WHAT YOU HAVE TO DO:
Output every entry exactly as written.

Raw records
*-*-*

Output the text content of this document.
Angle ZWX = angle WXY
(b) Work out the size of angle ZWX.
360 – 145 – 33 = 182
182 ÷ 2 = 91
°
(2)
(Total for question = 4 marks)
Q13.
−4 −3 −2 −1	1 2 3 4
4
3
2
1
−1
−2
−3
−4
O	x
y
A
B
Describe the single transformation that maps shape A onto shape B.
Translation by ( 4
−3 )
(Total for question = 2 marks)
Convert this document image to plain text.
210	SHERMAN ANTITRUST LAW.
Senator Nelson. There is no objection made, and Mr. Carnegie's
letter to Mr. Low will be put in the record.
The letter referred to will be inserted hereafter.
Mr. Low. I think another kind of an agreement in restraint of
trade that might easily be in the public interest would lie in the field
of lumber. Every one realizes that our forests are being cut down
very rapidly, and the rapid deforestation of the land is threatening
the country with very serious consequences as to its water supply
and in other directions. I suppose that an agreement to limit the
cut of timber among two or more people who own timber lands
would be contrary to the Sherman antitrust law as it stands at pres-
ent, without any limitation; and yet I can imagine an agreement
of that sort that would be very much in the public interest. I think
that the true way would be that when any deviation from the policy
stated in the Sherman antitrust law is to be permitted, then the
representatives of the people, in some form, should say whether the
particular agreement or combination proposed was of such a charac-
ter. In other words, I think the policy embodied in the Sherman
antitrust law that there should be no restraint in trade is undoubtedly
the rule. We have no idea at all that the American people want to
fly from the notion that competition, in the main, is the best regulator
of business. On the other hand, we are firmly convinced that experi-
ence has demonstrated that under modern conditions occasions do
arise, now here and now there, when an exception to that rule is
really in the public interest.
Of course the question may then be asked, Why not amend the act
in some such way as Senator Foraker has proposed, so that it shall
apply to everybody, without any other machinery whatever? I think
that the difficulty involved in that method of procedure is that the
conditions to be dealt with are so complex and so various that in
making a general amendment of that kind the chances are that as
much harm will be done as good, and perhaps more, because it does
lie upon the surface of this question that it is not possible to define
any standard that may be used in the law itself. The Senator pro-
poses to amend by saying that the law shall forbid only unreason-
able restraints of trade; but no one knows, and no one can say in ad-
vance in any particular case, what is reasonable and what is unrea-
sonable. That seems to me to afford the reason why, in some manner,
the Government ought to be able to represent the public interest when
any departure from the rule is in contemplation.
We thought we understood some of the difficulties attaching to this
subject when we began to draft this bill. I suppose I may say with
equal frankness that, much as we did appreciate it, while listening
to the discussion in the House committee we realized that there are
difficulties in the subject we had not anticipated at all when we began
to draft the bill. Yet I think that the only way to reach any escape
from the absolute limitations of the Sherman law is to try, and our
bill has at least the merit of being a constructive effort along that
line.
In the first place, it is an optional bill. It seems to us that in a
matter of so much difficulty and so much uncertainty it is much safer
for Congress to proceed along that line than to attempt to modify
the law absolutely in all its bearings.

*-*-*

FULL RESPONSE:
Output the text content of this document.
Angle ZWX = angle WXY
(b) Work out the size of angle ZWX.
360 – 145 – 33 = 182
182 ÷ 2 = 91
°
(2)
(Total for question = 4 marks)
Q13.
−4 −3 −2 −1	1 2 3 4
4
3
2
1
−1
−2
−3
−4
O	x
y
A
B
Describe the single transformation that maps shape A onto shape B.
Translation by ( 4
−3 )
(Total for question = 2 marks)
Convert this document image to plain text.
210	SHERMAN ANTITRUST LAW.
Senator Nelson. There is no objection made, and Mr. Carnegie's
letter to Mr. Low will be put in the record.
The letter referred to will be inserted hereafter.
Mr. Low. I think another kind of an agreement in restraint of
trade that might easily be in the public interest would lie in the field
of lumber. Every one realizes that our forests are being cut down
very rapidly, and the rapid deforestation of the land is threatening
the country with very serious consequences as to its water supply
and in other directions. I suppose that an agreement to limit the
cut of timber among two or more people who own timber lands
would be contrary to the Sherman antitrust law as it stands at pres-
ent, without any limitation; and yet I can imagine an agreement
of that sort that would be very much in the public interest. I think
that the true way would be that when any deviation from the policy
stated in the Sherman antitrust law is to be permitted, then the
representatives of the people, in some form, should say whether the
particular agreement or combination proposed was of such a charac-
ter. In other words, I think the policy embodied in the Sherman
antitrust law that there should be no restraint in trade is undoubtedly
the rule. We have no idea at all that the American people want to
fly from the notion that competition, in the main, is the best regulator
of business. On the other hand, we are firmly convinced that experi-
ence has demonstrated that under modern conditions occasions do
arise, now here and now there, when an exception to that rule is
really in the public interest.
Of course the question may then be asked, Why not amend the act
in some such way as Senator Foraker has proposed, so that it shall
apply to everybody, without any other machinery whatever? I think
that the difficulty involved in that method of procedure is that the
conditions to be dealt with are so complex and so various that in
making a general amendment of that kind the chances are that as
much harm will be done as good, and perhaps more, because it does
lie upon the surface of this question that it is not possible to define
any standard that may be used in the law itself. The Senator pro-
poses to amend by saying that the law shall forbid only unreason-
able restraints of trade; but no one knows, and no one can say in ad-
vance in any particular case, what is reasonable and what is unrea-
sonable. That seems to me to afford the reason why, in some manner,
the Government ought to be able to represent the public interest when
any departure from the rule is in contemplation.
We thought we understood some of the difficulties attaching to this
subject when we began to draft this bill. I suppose I may say with
equal frankness that, much as we did appreciate it, while listening
to the discussion in the House committee we realized that there are
difficulties in the subject we had not anticipated at all when we began
to draft the bill. Yet I think that the only way to reach any escape
from the absolute limitations of the Sherman law is to try, and our
bill has at least the merit of being a constructive effort along that
line.
In the first place, it is an optional bill. It seems to us that in a
matter of so much difficulty and so much uncertainty it is much safer
for Congress to proceed along that line than to attempt to modify
the law absolutely in all its bearings.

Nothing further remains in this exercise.